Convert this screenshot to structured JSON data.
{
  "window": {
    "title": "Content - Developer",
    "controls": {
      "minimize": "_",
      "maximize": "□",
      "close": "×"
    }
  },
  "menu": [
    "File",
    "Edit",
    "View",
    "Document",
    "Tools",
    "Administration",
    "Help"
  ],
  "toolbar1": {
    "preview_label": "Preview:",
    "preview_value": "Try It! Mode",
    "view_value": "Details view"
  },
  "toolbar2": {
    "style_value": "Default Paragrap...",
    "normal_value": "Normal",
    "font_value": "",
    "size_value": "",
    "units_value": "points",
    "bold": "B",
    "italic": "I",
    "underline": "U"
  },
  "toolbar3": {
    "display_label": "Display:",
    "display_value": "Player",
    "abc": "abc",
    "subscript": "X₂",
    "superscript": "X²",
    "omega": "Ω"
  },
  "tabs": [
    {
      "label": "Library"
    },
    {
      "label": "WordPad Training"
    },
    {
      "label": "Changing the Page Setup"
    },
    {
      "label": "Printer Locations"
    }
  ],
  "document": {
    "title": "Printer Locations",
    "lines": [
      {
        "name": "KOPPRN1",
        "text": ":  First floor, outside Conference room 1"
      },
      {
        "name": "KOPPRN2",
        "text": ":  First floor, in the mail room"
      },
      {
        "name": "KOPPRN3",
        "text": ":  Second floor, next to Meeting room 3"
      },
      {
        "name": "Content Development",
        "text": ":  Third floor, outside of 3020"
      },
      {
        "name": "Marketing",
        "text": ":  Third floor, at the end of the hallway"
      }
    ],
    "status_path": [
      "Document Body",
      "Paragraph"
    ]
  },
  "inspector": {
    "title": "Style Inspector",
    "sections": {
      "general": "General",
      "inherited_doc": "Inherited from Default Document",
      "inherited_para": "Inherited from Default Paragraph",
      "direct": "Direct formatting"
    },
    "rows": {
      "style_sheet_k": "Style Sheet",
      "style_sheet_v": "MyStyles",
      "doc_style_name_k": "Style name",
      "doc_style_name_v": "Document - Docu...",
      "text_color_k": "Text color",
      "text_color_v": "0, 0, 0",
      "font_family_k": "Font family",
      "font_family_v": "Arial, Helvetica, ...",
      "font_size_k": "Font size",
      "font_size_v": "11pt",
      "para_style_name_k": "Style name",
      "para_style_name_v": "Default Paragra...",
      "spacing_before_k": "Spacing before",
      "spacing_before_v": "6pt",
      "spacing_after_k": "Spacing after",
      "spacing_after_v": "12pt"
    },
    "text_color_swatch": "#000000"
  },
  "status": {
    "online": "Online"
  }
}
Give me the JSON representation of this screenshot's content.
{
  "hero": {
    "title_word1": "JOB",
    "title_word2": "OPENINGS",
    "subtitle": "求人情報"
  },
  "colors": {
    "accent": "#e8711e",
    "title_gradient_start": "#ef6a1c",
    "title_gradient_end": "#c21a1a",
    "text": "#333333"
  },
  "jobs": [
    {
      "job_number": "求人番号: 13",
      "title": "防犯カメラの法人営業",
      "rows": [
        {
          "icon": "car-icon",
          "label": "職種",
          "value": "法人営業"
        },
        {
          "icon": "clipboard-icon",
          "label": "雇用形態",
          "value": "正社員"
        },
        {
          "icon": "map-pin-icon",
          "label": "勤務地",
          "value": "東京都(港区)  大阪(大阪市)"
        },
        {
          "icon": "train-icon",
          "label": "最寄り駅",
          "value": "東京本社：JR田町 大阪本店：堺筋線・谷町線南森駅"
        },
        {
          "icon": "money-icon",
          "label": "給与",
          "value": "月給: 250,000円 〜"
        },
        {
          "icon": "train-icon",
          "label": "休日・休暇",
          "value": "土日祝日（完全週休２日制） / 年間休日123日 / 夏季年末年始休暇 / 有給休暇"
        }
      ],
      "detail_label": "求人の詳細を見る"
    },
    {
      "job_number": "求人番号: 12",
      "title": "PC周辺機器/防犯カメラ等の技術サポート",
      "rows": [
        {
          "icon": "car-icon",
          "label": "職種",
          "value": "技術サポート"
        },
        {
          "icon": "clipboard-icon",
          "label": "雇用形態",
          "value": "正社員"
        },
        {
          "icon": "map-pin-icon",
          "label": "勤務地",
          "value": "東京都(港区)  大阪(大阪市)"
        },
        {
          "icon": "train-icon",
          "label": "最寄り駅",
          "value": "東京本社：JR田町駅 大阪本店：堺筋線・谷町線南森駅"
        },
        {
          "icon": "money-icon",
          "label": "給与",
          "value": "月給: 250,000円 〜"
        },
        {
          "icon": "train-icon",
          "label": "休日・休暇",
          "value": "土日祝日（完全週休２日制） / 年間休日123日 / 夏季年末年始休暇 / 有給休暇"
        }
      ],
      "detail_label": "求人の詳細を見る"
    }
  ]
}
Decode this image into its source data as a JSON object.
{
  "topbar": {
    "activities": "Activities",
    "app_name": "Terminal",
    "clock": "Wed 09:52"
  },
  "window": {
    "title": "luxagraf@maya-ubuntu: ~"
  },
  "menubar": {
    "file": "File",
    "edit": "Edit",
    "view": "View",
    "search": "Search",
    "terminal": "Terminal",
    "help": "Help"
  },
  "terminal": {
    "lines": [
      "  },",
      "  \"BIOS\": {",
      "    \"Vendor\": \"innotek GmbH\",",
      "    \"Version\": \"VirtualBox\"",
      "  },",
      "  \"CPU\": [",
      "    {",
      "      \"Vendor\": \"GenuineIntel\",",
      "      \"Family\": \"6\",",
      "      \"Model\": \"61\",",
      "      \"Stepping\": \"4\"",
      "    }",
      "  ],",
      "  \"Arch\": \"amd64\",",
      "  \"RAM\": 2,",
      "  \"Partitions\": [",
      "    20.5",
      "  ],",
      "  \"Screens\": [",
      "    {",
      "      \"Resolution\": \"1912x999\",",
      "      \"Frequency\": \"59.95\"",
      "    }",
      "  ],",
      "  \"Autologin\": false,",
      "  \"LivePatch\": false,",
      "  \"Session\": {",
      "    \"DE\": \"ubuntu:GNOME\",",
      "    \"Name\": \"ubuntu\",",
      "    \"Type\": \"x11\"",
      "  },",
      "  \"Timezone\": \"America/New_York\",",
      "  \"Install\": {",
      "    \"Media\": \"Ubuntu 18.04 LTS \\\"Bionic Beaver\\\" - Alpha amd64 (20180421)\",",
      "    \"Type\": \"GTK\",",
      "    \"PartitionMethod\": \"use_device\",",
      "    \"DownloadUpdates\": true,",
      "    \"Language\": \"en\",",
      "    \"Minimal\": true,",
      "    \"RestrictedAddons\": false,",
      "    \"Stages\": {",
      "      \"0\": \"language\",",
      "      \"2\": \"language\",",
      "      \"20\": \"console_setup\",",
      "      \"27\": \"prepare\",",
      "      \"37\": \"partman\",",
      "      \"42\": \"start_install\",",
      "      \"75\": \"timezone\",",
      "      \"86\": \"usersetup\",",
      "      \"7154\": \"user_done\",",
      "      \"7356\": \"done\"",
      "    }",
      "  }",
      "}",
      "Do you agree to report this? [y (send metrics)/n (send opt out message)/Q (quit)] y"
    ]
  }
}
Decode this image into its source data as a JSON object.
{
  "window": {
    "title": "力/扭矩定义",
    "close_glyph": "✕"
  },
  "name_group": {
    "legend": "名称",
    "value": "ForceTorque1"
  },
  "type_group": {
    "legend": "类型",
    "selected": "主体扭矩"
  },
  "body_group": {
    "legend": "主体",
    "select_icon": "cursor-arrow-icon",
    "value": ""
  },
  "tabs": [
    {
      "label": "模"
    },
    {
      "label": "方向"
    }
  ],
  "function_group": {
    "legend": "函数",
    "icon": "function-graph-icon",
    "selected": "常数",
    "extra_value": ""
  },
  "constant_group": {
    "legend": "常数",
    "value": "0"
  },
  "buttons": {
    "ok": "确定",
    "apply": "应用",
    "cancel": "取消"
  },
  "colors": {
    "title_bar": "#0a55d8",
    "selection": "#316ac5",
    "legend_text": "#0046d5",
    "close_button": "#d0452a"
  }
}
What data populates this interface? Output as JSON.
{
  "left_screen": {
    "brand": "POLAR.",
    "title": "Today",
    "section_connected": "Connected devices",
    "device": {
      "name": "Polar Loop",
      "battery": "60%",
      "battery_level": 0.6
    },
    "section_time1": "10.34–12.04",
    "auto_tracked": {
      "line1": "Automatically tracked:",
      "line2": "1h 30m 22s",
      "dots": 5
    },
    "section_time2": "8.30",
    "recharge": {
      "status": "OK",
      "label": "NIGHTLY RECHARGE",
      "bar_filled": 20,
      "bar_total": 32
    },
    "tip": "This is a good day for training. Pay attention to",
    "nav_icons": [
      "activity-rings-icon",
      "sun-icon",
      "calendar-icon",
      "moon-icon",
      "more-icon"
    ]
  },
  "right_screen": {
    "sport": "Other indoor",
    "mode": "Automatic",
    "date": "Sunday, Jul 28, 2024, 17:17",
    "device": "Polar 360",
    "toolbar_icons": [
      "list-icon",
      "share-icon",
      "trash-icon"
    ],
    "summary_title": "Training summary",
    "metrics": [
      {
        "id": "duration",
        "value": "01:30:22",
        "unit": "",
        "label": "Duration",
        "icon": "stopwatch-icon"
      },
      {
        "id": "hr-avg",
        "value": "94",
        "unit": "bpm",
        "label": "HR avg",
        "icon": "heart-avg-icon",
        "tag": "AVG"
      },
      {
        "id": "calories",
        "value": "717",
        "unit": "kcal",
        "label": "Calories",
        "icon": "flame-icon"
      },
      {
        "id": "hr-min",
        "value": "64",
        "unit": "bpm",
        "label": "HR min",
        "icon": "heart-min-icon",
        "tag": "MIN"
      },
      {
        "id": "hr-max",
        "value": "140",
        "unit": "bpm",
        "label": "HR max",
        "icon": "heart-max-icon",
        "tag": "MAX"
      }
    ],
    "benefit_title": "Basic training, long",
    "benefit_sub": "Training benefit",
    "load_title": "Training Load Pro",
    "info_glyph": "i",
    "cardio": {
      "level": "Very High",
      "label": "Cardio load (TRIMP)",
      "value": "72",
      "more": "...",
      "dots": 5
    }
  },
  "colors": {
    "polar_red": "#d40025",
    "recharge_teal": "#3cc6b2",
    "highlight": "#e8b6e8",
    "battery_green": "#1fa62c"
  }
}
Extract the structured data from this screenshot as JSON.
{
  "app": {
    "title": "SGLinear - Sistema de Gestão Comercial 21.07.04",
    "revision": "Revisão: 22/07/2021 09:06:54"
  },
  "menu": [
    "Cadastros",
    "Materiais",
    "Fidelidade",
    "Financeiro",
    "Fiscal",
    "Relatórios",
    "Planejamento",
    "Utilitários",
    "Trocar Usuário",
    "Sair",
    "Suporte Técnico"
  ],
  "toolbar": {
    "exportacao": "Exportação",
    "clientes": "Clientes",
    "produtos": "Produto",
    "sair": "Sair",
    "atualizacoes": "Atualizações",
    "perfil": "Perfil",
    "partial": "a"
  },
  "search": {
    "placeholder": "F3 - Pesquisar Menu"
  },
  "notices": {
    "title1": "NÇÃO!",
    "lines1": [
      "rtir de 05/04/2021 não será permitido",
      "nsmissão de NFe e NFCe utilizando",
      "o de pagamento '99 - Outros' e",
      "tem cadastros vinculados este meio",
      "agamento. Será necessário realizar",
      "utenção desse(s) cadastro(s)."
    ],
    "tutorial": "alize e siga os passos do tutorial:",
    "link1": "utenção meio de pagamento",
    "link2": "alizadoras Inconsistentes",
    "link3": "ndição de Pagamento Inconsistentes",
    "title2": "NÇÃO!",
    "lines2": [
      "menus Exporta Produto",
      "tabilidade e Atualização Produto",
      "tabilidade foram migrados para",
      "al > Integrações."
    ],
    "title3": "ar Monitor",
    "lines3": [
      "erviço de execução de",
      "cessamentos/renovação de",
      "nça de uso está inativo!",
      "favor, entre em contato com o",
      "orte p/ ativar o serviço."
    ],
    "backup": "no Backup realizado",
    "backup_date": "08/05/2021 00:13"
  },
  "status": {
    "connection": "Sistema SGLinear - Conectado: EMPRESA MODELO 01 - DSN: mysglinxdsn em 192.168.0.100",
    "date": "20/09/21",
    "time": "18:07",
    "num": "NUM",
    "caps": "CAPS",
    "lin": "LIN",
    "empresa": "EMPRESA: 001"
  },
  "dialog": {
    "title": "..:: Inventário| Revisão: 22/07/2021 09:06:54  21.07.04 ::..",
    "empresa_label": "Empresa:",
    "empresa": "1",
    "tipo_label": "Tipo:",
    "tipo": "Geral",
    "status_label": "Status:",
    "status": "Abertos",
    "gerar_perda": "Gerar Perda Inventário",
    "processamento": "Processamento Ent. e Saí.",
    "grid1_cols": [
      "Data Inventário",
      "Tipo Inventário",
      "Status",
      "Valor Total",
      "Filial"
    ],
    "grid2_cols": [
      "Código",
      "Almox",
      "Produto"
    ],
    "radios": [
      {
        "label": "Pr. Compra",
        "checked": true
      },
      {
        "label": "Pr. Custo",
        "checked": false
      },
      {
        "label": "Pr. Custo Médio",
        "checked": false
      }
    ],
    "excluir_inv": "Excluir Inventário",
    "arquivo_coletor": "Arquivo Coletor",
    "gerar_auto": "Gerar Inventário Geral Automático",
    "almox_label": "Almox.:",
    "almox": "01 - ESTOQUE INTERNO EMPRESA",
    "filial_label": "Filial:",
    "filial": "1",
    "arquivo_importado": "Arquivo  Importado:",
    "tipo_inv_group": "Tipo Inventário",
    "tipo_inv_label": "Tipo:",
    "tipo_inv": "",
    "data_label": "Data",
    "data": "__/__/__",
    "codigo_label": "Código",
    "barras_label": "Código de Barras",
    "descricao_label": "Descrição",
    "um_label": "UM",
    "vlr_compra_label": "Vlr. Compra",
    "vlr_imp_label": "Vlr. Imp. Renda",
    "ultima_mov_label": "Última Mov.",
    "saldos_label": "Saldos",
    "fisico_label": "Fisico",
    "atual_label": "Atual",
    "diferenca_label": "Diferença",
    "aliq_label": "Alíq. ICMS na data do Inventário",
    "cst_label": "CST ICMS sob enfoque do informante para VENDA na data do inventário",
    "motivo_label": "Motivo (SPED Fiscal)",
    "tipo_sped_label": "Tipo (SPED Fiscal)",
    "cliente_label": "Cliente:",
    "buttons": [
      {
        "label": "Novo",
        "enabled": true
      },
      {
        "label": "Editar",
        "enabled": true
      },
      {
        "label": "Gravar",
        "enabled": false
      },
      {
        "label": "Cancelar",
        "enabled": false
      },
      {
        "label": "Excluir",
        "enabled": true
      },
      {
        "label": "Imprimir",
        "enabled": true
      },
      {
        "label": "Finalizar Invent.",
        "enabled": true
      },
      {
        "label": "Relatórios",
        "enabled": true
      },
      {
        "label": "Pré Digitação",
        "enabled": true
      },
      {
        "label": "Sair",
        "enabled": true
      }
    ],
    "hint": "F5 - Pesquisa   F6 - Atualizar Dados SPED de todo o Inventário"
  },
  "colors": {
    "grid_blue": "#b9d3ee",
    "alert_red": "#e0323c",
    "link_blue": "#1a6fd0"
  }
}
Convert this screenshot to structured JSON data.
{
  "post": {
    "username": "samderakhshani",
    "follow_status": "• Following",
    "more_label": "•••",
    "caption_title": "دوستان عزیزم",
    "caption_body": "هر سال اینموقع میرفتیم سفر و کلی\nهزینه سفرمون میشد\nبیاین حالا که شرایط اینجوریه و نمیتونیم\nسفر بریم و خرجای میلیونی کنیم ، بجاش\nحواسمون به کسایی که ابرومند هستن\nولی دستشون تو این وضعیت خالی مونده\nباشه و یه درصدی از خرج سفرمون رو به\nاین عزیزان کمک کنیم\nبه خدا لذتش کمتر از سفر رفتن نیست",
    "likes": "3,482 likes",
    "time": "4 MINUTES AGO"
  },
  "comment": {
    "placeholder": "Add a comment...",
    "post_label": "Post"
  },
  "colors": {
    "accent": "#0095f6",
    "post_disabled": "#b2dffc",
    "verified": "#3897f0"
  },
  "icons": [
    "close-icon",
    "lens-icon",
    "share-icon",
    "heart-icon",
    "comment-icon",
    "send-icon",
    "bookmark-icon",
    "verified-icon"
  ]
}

---*---

▸ **Exercise prompt**
Scan the records above and report how many lines include the word "Código", without any other text.

▸ **Written solution**
3